- EXERCISE A
In the R day-of-week question, quote the passage between "Factor w/ 7" and "would be desirable.", inclusive.
- EXERCISE B
In the R day-of-week question, what happened to each observation when the poster tried the listed conversions?
- EXERCISE C
Why does the poster of the R day-of-week question want the variable in a proper day-of-week format? Answer in one to three sentences.

- DOCUMENT SECTION
• • • •

Reputation: 73
I have a variable in my data frame for day of the week.
> str(g.2015.1990$DAY.OF.WEEK)
Factor w/ 7 levels "Friday","Monday",..: 1 3 4 2 6 7 5 1 3 4 ...
R recognizes this as a factor, but is there already a specific format for day of the week I can use instead? I've read questions about generating a day of the week, or specifying the day of a week for a date that you already have; however, I've not read anything about changing the format of a variable you already have into day of the week.
This will probably ultimately be irrelevant to my research; but, I'd feel better moving forward if it were properly formatted. I can't see where this would come up; but, if sequencing ever became an issue, R sequences the factor variable in alphabetical order (Friday, Monday, Saturday, etc.) where as, obviously, chronological order (Sunday, Monday, Tuesday, etc.) would be desirable.
Here is what I've tried:
dayx = as.Date(g.2015.1990$DAY.OF.WEEK, format = "%A")
dayx = as.Date(as.character(g.2015.1990$DAY.OF.WEEK), format = "%A")
dayx = strptime(g.2015.1990$DAY.OF.WEEK, format = "%A")
dayx = strftime(as.character(g.2015.1990$DAY.OF.WEEK, format = "%A"))
dayx = strptime(g.2015.1990$DAY.OF.WEEK, format = "%a")
dayx = as.Date(g.2015.1990$DAY.OF.WEEK, format = "%a")
dayx = as.Date(as.character(g.2015.1990$DAY.OF.WEEK), format = "%a")
dayx = strftime(as.character(g.2015.1990$DAY.OF.WEEK, format = "%a"))
dayx = strptime(sprintf('%s %04d', g.2015.1990$DATE, g.2015.1990$START.TIME, g.2015.1990$DAY.OF.WEEK), '%Y-%m-%d %H%M %a')
Each one seems to simply replace each observation with today's date:
> dayx = as.Date(g.2015.1990$DAY.OF.WEEK, format = "%A")
> dayx[1:25]
[1] "2016-07-23" "2016-07-23" "2016-07-23" "2016-07-23" "2016-07-23"
[6] "2016-07-23" "2016-07-23" "2016-07-23" "2016-07-23" "2016-07-23"
[11] "2016-07-23" "2016-07-23" "2016-07-23" "2016-07-23" "2016-07-23"
[16] "2016-07-23" "2016-07-23" "2016-07-23" "2016-07-23" "2016-07-23"
[21] "2016-07-23" "2016-07-23" "2016-07-23" "2016-07-23" "2016-07-23"
Any help is appreciated!
Upvotes: 0
Views: 561
Reputation: 73265
I think this is relevant:
## This is the order you desire
Weekdays <- c("Sunday", "Monday", "Tuesday", "Wednesday", "Thursday", "Friday", "Saturday")

• • • •

- EXERCISE DATA
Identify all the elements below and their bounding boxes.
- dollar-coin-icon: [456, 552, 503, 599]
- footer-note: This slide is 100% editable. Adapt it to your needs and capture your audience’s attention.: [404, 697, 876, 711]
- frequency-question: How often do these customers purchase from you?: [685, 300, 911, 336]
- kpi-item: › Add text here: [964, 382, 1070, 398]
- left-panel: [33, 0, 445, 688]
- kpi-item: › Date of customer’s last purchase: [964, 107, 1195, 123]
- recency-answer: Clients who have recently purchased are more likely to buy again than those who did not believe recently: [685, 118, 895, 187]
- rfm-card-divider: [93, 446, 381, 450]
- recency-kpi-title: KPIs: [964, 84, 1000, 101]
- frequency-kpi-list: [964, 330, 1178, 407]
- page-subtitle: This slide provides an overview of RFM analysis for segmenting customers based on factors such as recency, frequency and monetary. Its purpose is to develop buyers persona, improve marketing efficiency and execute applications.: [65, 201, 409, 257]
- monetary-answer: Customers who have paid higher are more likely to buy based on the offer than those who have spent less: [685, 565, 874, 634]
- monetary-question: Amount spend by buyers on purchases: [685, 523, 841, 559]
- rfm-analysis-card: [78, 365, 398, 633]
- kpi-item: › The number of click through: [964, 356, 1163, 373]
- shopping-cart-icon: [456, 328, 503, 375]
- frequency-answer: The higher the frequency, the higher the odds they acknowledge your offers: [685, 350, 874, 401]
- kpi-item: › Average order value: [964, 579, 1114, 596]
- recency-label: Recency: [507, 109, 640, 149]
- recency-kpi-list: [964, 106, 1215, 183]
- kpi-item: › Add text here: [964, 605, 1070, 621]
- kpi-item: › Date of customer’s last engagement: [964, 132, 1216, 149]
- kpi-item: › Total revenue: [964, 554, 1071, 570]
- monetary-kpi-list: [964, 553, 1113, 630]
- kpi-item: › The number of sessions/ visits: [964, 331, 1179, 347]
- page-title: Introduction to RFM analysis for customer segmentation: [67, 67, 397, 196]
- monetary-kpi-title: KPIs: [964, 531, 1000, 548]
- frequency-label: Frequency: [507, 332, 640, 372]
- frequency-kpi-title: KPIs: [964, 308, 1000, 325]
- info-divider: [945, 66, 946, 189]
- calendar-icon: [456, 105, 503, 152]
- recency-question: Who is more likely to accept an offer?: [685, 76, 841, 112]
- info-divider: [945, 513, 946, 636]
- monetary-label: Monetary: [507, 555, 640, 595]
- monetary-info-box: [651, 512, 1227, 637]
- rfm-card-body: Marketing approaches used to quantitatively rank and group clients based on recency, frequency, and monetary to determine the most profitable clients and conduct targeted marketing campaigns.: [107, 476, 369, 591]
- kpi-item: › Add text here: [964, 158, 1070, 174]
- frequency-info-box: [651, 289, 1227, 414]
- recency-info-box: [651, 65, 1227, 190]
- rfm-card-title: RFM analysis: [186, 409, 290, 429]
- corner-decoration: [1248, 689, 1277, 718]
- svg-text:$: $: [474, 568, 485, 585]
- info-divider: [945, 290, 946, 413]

• • • •

- ANSWER A
Factor w/ 7 levels "Friday","Monday",..: 1 3 4 2 6 7 5 1 3 4 ...
R recognizes this as a factor, but is there already a specific format for day of the week I can use instead? I've read questions about generating a day of the week, or specifying the day of a week for a date that you already have; however, I've not read anything about changing the format of a variable you already have into day of the week.
This will probably ultimately be irrelevant to my research; but, I'd feel better moving forward if it were properly formatted. I can't see where this would come up; but, if sequencing ever became an issue, R sequences the factor variable in alphabetical order (Friday, Monday, Saturday, etc.) where as, obviously, chronological order (Sunday, Monday, Tuesday, etc.) would be desirable.

- ANSWER B
Each observation was replaced with today's date.

- ANSWER C
R orders the factor alphabetically (Friday, Monday, Saturday, and so on), but chronological order (Sunday, Monday, Tuesday, and so on) would be desirable if sequencing ever became an issue.